Transcribe the entries below exactly.
----
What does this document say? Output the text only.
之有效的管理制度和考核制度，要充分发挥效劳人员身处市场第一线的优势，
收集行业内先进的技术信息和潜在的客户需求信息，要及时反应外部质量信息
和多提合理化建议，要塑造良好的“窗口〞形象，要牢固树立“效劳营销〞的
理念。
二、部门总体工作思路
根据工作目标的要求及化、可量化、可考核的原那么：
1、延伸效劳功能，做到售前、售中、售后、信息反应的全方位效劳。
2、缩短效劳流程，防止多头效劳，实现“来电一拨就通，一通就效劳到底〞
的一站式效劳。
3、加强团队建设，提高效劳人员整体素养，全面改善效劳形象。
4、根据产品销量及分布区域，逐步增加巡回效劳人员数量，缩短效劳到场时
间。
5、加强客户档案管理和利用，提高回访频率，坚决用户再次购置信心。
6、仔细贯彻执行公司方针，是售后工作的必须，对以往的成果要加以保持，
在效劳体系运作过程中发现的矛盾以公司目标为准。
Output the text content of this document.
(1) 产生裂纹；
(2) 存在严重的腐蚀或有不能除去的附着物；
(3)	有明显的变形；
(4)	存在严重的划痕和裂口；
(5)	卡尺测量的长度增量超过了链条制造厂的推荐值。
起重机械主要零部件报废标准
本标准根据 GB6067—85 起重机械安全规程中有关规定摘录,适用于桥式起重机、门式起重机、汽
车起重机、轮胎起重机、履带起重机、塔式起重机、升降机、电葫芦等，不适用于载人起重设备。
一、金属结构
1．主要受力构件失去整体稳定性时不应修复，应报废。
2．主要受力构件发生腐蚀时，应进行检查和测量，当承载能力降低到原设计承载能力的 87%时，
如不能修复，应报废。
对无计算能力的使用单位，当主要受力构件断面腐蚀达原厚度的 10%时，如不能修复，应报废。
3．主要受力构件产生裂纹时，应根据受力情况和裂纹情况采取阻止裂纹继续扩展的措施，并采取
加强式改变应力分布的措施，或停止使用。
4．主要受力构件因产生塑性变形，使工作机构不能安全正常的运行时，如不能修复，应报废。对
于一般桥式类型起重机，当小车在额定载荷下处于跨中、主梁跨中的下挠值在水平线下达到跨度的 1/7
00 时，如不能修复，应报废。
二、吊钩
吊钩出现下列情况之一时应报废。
----
* **Answer to this problem**
What does this document say? Output the text only.
之有效的管理制度和考核制度，要充分发挥效劳人员身处市场第一线的优势，
收集行业内先进的技术信息和潜在的客户需求信息，要及时反应外部质量信息
和多提合理化建议，要塑造良好的“窗口〞形象，要牢固树立“效劳营销〞的
理念。
二、部门总体工作思路
根据工作目标的要求及化、可量化、可考核的原那么：
1、延伸效劳功能，做到售前、售中、售后、信息反应的全方位效劳。
2、缩短效劳流程，防止多头效劳，实现“来电一拨就通，一通就效劳到底〞
的一站式效劳。
3、加强团队建设，提高效劳人员整体素养，全面改善效劳形象。
4、根据产品销量及分布区域，逐步增加巡回效劳人员数量，缩短效劳到场时
间。
5、加强客户档案管理和利用，提高回访频率，坚决用户再次购置信心。
6、仔细贯彻执行公司方针，是售后工作的必须，对以往的成果要加以保持，
在效劳体系运作过程中发现的矛盾以公司目标为准。
Output the text content of this document.
(1) 产生裂纹；
(2) 存在严重的腐蚀或有不能除去的附着物；
(3)	有明显的变形；
(4)	存在严重的划痕和裂口；
(5)	卡尺测量的长度增量超过了链条制造厂的推荐值。
起重机械主要零部件报废标准
本标准根据 GB6067—85 起重机械安全规程中有关规定摘录,适用于桥式起重机、门式起重机、汽
车起重机、轮胎起重机、履带起重机、塔式起重机、升降机、电葫芦等，不适用于载人起重设备。
一、金属结构
1．主要受力构件失去整体稳定性时不应修复，应报废。
2．主要受力构件发生腐蚀时，应进行检查和测量，当承载能力降低到原设计承载能力的 87%时，
如不能修复，应报废。
对无计算能力的使用单位，当主要受力构件断面腐蚀达原厚度的 10%时，如不能修复，应报废。
3．主要受力构件产生裂纹时，应根据受力情况和裂纹情况采取阻止裂纹继续扩展的措施，并采取
加强式改变应力分布的措施，或停止使用。
4．主要受力构件因产生塑性变形，使工作机构不能安全正常的运行时，如不能修复，应报废。对
于一般桥式类型起重机，当小车在额定载荷下处于跨中、主梁跨中的下挠值在水平线下达到跨度的 1/7
00 时，如不能修复，应报废。
二、吊钩
吊钩出现下列情况之一时应报废。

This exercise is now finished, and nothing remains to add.